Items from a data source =
---*---
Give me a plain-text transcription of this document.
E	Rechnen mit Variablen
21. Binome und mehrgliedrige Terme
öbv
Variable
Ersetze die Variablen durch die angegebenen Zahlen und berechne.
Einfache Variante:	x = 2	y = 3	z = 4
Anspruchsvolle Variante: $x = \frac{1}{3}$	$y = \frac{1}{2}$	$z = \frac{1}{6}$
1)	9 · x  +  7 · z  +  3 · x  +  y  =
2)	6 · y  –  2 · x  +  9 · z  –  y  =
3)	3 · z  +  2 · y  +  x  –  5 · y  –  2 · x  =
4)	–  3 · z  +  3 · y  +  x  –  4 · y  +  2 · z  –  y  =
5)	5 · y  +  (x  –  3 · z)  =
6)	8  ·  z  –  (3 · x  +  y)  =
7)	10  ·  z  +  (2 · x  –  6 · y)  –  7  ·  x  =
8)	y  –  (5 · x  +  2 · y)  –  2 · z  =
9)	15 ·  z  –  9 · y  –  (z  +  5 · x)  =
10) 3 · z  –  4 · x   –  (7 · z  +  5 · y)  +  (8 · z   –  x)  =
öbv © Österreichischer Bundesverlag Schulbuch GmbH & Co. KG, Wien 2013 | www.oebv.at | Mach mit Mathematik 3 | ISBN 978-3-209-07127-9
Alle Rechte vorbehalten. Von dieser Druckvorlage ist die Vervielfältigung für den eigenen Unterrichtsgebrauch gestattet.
---*---
Instruction = Above are the records; retype every one exactly.

Reply to the task =
Give me a plain-text transcription of this document.
E	Rechnen mit Variablen
21. Binome und mehrgliedrige Terme
öbv
Variable
Ersetze die Variablen durch die angegebenen Zahlen und berechne.
Einfache Variante:	x = 2	y = 3	z = 4
Anspruchsvolle Variante: $x = \frac{1}{3}$	$y = \frac{1}{2}$	$z = \frac{1}{6}$
1)	9 · x  +  7 · z  +  3 · x  +  y  =
2)	6 · y  –  2 · x  +  9 · z  –  y  =
3)	3 · z  +  2 · y  +  x  –  5 · y  –  2 · x  =
4)	–  3 · z  +  3 · y  +  x  –  4 · y  +  2 · z  –  y  =
5)	5 · y  +  (x  –  3 · z)  =
6)	8  ·  z  –  (3 · x  +  y)  =
7)	10  ·  z  +  (2 · x  –  6 · y)  –  7  ·  x  =
8)	y  –  (5 · x  +  2 · y)  –  2 · z  =
9)	15 ·  z  –  9 · y  –  (z  +  5 · x)  =
10) 3 · z  –  4 · x   –  (7 · z  +  5 · y)  +  (8 · z   –  x)  =
öbv © Österreichischer Bundesverlag Schulbuch GmbH & Co. KG, Wien 2013 | www.oebv.at | Mach mit Mathematik 3 | ISBN 978-3-209-07127-9
Alle Rechte vorbehalten. Von dieser Druckvorlage ist die Vervielfältigung für den eigenen Unterrichtsgebrauch gestattet.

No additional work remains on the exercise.